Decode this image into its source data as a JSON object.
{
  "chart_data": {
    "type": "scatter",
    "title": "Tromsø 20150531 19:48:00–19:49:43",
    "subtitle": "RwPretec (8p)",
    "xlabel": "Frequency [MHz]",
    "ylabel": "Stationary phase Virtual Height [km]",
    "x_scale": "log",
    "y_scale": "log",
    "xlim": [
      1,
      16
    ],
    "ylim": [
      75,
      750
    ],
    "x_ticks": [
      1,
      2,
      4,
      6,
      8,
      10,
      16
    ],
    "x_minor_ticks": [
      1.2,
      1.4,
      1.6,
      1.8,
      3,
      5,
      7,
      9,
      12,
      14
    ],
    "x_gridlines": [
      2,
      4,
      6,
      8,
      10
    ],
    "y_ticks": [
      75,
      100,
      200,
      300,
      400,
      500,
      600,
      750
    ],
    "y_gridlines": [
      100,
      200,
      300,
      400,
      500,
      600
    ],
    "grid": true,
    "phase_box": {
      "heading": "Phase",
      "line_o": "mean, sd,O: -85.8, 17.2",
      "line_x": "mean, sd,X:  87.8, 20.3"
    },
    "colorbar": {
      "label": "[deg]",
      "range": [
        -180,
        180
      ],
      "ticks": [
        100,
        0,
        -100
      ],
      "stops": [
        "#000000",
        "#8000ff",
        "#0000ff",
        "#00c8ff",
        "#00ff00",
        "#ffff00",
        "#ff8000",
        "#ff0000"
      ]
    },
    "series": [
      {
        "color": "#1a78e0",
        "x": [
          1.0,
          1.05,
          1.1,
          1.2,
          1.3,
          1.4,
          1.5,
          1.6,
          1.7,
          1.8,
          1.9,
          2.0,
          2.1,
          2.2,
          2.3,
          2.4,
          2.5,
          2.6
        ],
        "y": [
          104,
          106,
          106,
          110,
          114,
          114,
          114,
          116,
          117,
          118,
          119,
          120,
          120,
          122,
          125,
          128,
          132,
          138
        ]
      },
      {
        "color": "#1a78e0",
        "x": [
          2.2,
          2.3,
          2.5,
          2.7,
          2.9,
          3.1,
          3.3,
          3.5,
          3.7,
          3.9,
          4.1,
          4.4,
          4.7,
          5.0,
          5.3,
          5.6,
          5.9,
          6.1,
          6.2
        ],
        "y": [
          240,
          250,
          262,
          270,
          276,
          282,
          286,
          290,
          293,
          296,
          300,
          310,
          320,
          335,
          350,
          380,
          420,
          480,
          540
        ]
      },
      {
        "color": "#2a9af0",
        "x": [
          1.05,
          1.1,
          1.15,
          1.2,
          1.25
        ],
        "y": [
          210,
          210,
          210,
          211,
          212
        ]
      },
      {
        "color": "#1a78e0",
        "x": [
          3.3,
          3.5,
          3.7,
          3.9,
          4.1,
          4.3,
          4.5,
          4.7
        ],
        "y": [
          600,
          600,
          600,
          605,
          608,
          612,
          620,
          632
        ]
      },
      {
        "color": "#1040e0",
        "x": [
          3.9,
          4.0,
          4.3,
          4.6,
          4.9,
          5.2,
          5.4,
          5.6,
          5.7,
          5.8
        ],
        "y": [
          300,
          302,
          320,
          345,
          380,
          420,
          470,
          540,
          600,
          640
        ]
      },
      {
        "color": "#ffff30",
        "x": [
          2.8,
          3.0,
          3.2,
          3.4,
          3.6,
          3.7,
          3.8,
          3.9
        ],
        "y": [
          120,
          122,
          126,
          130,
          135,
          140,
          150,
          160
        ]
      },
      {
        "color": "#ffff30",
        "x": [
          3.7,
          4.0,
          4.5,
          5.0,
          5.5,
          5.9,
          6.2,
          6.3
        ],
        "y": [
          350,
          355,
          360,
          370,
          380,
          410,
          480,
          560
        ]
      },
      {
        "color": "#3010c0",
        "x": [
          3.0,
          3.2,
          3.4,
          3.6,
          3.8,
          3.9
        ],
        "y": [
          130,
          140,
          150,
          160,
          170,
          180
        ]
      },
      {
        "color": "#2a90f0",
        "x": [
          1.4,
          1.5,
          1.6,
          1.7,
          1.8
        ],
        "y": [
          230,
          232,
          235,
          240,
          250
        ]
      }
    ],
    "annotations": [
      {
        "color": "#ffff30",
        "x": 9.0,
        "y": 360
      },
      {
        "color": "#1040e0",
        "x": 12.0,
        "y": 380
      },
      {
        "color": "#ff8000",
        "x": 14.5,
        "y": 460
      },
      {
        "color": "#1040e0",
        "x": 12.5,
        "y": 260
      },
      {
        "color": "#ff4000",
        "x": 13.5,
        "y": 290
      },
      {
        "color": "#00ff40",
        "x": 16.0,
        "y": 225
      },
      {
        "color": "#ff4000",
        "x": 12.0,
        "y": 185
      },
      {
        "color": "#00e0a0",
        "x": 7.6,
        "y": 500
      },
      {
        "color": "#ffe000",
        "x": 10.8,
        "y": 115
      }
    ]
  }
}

(TASK TO COMPLETE): Reproduce all of the entries word for word.

(RESPONSE BELOW):
Decode this image into its source data as a JSON object.
{
  "chart_data": {
    "type": "scatter",
    "title": "Tromsø 20150531 19:48:00–19:49:43",
    "subtitle": "RwPretec (8p)",
    "xlabel": "Frequency [MHz]",
    "ylabel": "Stationary phase Virtual Height [km]",
    "x_scale": "log",
    "y_scale": "log",
    "xlim": [
      1,
      16
    ],
    "ylim": [
      75,
      750
    ],
    "x_ticks": [
      1,
      2,
      4,
      6,
      8,
      10,
      16
    ],
    "x_minor_ticks": [
      1.2,
      1.4,
      1.6,
      1.8,
      3,
      5,
      7,
      9,
      12,
      14
    ],
    "x_gridlines": [
      2,
      4,
      6,
      8,
      10
    ],
    "y_ticks": [
      75,
      100,
      200,
      300,
      400,
      500,
      600,
      750
    ],
    "y_gridlines": [
      100,
      200,
      300,
      400,
      500,
      600
    ],
    "grid": true,
    "phase_box": {
      "heading": "Phase",
      "line_o": "mean, sd,O: -85.8, 17.2",
      "line_x": "mean, sd,X:  87.8, 20.3"
    },
    "colorbar": {
      "label": "[deg]",
      "range": [
        -180,
        180
      ],
      "ticks": [
        100,
        0,
        -100
      ],
      "stops": [
        "#000000",
        "#8000ff",
        "#0000ff",
        "#00c8ff",
        "#00ff00",
        "#ffff00",
        "#ff8000",
        "#ff0000"
      ]
    },
    "series": [
      {
        "color": "#1a78e0",
        "x": [
          1.0,
          1.05,
          1.1,
          1.2,
          1.3,
          1.4,
          1.5,
          1.6,
          1.7,
          1.8,
          1.9,
          2.0,
          2.1,
          2.2,
          2.3,
          2.4,
          2.5,
          2.6
        ],
        "y": [
          104,
          106,
          106,
          110,
          114,
          114,
          114,
          116,
          117,
          118,
          119,
          120,
          120,
          122,
          125,
          128,
          132,
          138
        ]
      },
      {
        "color": "#1a78e0",
        "x": [
          2.2,
          2.3,
          2.5,
          2.7,
          2.9,
          3.1,
          3.3,
          3.5,
          3.7,
          3.9,
          4.1,
          4.4,
          4.7,
          5.0,
          5.3,
          5.6,
          5.9,
          6.1,
          6.2
        ],
        "y": [
          240,
          250,
          262,
          270,
          276,
          282,
          286,
          290,
          293,
          296,
          300,
          310,
          320,
          335,
          350,
          380,
          420,
          480,
          540
        ]
      },
      {
        "color": "#2a9af0",
        "x": [
          1.05,
          1.1,
          1.15,
          1.2,
          1.25
        ],
        "y": [
          210,
          210,
          210,
          211,
          212
        ]
      },
      {
        "color": "#1a78e0",
        "x": [
          3.3,
          3.5,
          3.7,
          3.9,
          4.1,
          4.3,
          4.5,
          4.7
        ],
        "y": [
          600,
          600,
          600,
          605,
          608,
          612,
          620,
          632
        ]
      },
      {
        "color": "#1040e0",
        "x": [
          3.9,
          4.0,
          4.3,
          4.6,
          4.9,
          5.2,
          5.4,
          5.6,
          5.7,
          5.8
        ],
        "y": [
          300,
          302,
          320,
          345,
          380,
          420,
          470,
          540,
          600,
          640
        ]
      },
      {
        "color": "#ffff30",
        "x": [
          2.8,
          3.0,
          3.2,
          3.4,
          3.6,
          3.7,
          3.8,
          3.9
        ],
        "y": [
          120,
          122,
          126,
          130,
          135,
          140,
          150,
          160
        ]
      },
      {
        "color": "#ffff30",
        "x": [
          3.7,
          4.0,
          4.5,
          5.0,
          5.5,
          5.9,
          6.2,
          6.3
        ],
        "y": [
          350,
          355,
          360,
          370,
          380,
          410,
          480,
          560
        ]
      },
      {
        "color": "#3010c0",
        "x": [
          3.0,
          3.2,
          3.4,
          3.6,
          3.8,
          3.9
        ],
        "y": [
          130,
          140,
          150,
          160,
          170,
          180
        ]
      },
      {
        "color": "#2a90f0",
        "x": [
          1.4,
          1.5,
          1.6,
          1.7,
          1.8
        ],
        "y": [
          230,
          232,
          235,
          240,
          250
        ]
      }
    ],
    "annotations": [
      {
        "color": "#ffff30",
        "x": 9.0,
        "y": 360
      },
      {
        "color": "#1040e0",
        "x": 12.0,
        "y": 380
      },
      {
        "color": "#ff8000",
        "x": 14.5,
        "y": 460
      },
      {
        "color": "#1040e0",
        "x": 12.5,
        "y": 260
      },
      {
        "color": "#ff4000",
        "x": 13.5,
        "y": 290
      },
      {
        "color": "#00ff40",
        "x": 16.0,
        "y": 225
      },
      {
        "color": "#ff4000",
        "x": 12.0,
        "y": 185
      },
      {
        "color": "#00e0a0",
        "x": 7.6,
        "y": 500
      },
      {
        "color": "#ffe000",
        "x": 10.8,
        "y": 115
      }
    ]
  }
}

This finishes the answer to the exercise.